** BEGIN DOCUMENT SEGMENT **
# Do you love your kitty ... too much?



## izzy's slave (Oct 18, 2014)

I have to admit, being a guy who lives alone, that having Izzy to welcome me home from work is a lovely break daily from tedium. She's a people cat, in that she follows me all round the house, curious to see what Dads up to. At night she curls up on the foot of the bed, and is there blinking when I open the curtains.

She loves her scratching brush. Really really loves it. The 'scratching place' is the living room table, which is ideal for her; it leads to all other rooms in the house, and anytime I pass through she bounces on the table and lays down expecting, and usually getting, a brushing. Not dumb are they kitties?

Now what I'm a bit afraid of. I love her to bits. Teeny tiny puss bits. I've always been a pet person, and had a pooch years ago, who I had to pass on to my parents when my ex and I split up. It broke my heart when Penny dog died. Over 20 years later, and I fear me and Iz are bonding that strongly again. What will I do if she dies?
** END DOCUMENT SEGMENT **
** BEGIN EXTRACTED ENTRIES **
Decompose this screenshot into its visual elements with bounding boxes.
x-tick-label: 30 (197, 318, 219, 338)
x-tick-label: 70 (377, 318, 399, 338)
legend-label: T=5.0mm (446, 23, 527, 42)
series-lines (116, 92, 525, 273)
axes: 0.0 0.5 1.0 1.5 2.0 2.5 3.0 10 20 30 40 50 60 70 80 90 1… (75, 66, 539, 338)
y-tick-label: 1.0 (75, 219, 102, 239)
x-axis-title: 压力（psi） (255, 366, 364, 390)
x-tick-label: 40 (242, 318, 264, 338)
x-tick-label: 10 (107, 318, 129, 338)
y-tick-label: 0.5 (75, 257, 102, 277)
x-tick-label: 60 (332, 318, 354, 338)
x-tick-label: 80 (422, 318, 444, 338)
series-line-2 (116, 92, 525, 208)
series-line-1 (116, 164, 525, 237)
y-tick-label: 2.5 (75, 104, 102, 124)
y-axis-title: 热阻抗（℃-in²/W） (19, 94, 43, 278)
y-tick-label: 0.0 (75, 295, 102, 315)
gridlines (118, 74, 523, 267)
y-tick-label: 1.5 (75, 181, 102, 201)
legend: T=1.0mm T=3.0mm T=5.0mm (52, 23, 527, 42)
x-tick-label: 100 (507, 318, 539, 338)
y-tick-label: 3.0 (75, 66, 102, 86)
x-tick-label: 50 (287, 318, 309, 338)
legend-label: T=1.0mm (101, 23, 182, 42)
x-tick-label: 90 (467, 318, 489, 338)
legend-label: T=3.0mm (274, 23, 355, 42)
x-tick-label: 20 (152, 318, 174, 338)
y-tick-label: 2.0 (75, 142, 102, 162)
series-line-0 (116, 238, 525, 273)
** END EXTRACTED ENTRIES **
:: CHALLENGE 1 ::
Rewrite the stretch of the forum post about Izzy from "## izzy's slave" through "open the curtains.", changing "curtains" to "blinds".
:: CHALLENGE 2 ::
Answer these questions using the forum post about Izzy.
(a) Where does Izzy sleep at night?
(b) Which piece of furniture serves as the scratching place?
(c) What was the dog's name?
:: CHALLENGE 3 ::
Carry on the forum post about Izzy from its final sentence.
The items have no connection to the forum post about Izzy.

:: EXPECTED OUTPUT 1 ::
## izzy's slave (Oct 18, 2014)

I have to admit, being a guy who lives alone, that having Izzy to welcome me home from work is a lovely break daily from tedium. She's a people cat, in that she follows me all round the house, curious to see what Dads up to. At night she curls up on the foot of the bed, and is there blinking when I open the blinds.

:: EXPECTED OUTPUT 2 ::
(a) On the foot of the bed.
(b) The living room table.
(c) Penny.

:: EXPECTED OUTPUT 3 ::
Edit : Unless the grim reaper has other plans, I'll outlive Iz. She's 6.


----------



## Greenport ferals (Oct 30, 2010)

It's lovely that you have such a strong bond. Enjoy it.


----------



## burt (Jun 2, 2014)

Youll go crazy like me, im also a single male 38 years of age and my almost 16 year old smokey passed on feb 1st.

I was also beyond bonded to him and when he passed I dropped 30 pounds of fat and had a hard time functioning for over a month. 

You have a long way to go with your cat so I wouldnt even think of it period. In my mind Smokey was going to live forever, you should adopt the same thinking..


----------



## catloverami (Jul 5, 2010)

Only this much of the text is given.